* Exercise input:
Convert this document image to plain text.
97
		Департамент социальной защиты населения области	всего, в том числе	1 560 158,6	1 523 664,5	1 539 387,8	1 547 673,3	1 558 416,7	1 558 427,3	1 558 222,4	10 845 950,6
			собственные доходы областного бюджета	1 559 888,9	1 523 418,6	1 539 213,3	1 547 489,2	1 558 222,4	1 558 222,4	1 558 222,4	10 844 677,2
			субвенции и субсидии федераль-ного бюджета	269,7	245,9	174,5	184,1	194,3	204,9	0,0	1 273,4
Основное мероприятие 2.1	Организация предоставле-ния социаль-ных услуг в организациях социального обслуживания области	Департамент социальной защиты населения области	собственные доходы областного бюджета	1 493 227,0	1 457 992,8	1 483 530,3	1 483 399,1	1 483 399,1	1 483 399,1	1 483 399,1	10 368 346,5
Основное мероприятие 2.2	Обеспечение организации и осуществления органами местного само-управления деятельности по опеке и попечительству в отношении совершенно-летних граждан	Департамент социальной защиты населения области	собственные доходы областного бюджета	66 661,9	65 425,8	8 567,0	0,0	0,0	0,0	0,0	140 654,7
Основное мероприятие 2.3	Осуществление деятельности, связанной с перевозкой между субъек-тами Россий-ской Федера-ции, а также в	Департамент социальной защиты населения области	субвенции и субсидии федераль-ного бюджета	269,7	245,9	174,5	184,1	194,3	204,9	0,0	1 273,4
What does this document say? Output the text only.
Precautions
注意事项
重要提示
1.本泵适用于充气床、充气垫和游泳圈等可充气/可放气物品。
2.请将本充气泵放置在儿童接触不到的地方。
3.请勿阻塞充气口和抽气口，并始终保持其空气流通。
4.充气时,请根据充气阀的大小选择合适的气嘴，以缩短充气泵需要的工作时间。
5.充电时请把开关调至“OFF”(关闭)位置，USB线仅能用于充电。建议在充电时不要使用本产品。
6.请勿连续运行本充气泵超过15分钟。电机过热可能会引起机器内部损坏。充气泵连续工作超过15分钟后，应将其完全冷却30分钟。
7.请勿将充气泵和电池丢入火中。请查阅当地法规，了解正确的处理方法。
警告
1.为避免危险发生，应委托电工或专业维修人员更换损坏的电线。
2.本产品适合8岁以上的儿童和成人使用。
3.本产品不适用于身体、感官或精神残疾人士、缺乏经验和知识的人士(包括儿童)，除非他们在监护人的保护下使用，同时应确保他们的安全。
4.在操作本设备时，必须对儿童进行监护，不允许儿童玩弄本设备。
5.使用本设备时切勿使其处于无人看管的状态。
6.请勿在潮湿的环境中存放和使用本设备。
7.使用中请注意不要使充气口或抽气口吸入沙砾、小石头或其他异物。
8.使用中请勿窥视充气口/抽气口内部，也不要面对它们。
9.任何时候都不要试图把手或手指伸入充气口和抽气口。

* Task instructions:
Repeat the whole listing exactly, keeping every line intact.

* Complete answer:
Convert this document image to plain text.
97
		Департамент социальной защиты населения области	всего, в том числе	1 560 158,6	1 523 664,5	1 539 387,8	1 547 673,3	1 558 416,7	1 558 427,3	1 558 222,4	10 845 950,6
			собственные доходы областного бюджета	1 559 888,9	1 523 418,6	1 539 213,3	1 547 489,2	1 558 222,4	1 558 222,4	1 558 222,4	10 844 677,2
			субвенции и субсидии федераль-ного бюджета	269,7	245,9	174,5	184,1	194,3	204,9	0,0	1 273,4
Основное мероприятие 2.1	Организация предоставле-ния социаль-ных услуг в организациях социального обслуживания области	Департамент социальной защиты населения области	собственные доходы областного бюджета	1 493 227,0	1 457 992,8	1 483 530,3	1 483 399,1	1 483 399,1	1 483 399,1	1 483 399,1	10 368 346,5
Основное мероприятие 2.2	Обеспечение организации и осуществления органами местного само-управления деятельности по опеке и попечительству в отношении совершенно-летних граждан	Департамент социальной защиты населения области	собственные доходы областного бюджета	66 661,9	65 425,8	8 567,0	0,0	0,0	0,0	0,0	140 654,7
Основное мероприятие 2.3	Осуществление деятельности, связанной с перевозкой между субъек-тами Россий-ской Федера-ции, а также в	Департамент социальной защиты населения области	субвенции и субсидии федераль-ного бюджета	269,7	245,9	174,5	184,1	194,3	204,9	0,0	1 273,4
What does this document say? Output the text only.
Precautions
注意事项
重要提示
1.本泵适用于充气床、充气垫和游泳圈等可充气/可放气物品。
2.请将本充气泵放置在儿童接触不到的地方。
3.请勿阻塞充气口和抽气口，并始终保持其空气流通。
4.充气时,请根据充气阀的大小选择合适的气嘴，以缩短充气泵需要的工作时间。
5.充电时请把开关调至“OFF”(关闭)位置，USB线仅能用于充电。建议在充电时不要使用本产品。
6.请勿连续运行本充气泵超过15分钟。电机过热可能会引起机器内部损坏。充气泵连续工作超过15分钟后，应将其完全冷却30分钟。
7.请勿将充气泵和电池丢入火中。请查阅当地法规，了解正确的处理方法。
警告
1.为避免危险发生，应委托电工或专业维修人员更换损坏的电线。
2.本产品适合8岁以上的儿童和成人使用。
3.本产品不适用于身体、感官或精神残疾人士、缺乏经验和知识的人士(包括儿童)，除非他们在监护人的保护下使用，同时应确保他们的安全。
4.在操作本设备时，必须对儿童进行监护，不允许儿童玩弄本设备。
5.使用本设备时切勿使其处于无人看管的状态。
6.请勿在潮湿的环境中存放和使用本设备。
7.使用中请注意不要使充气口或抽气口吸入沙砾、小石头或其他异物。
8.使用中请勿窥视充气口/抽气口内部，也不要面对它们。
9.任何时候都不要试图把手或手指伸入充气口和抽气口。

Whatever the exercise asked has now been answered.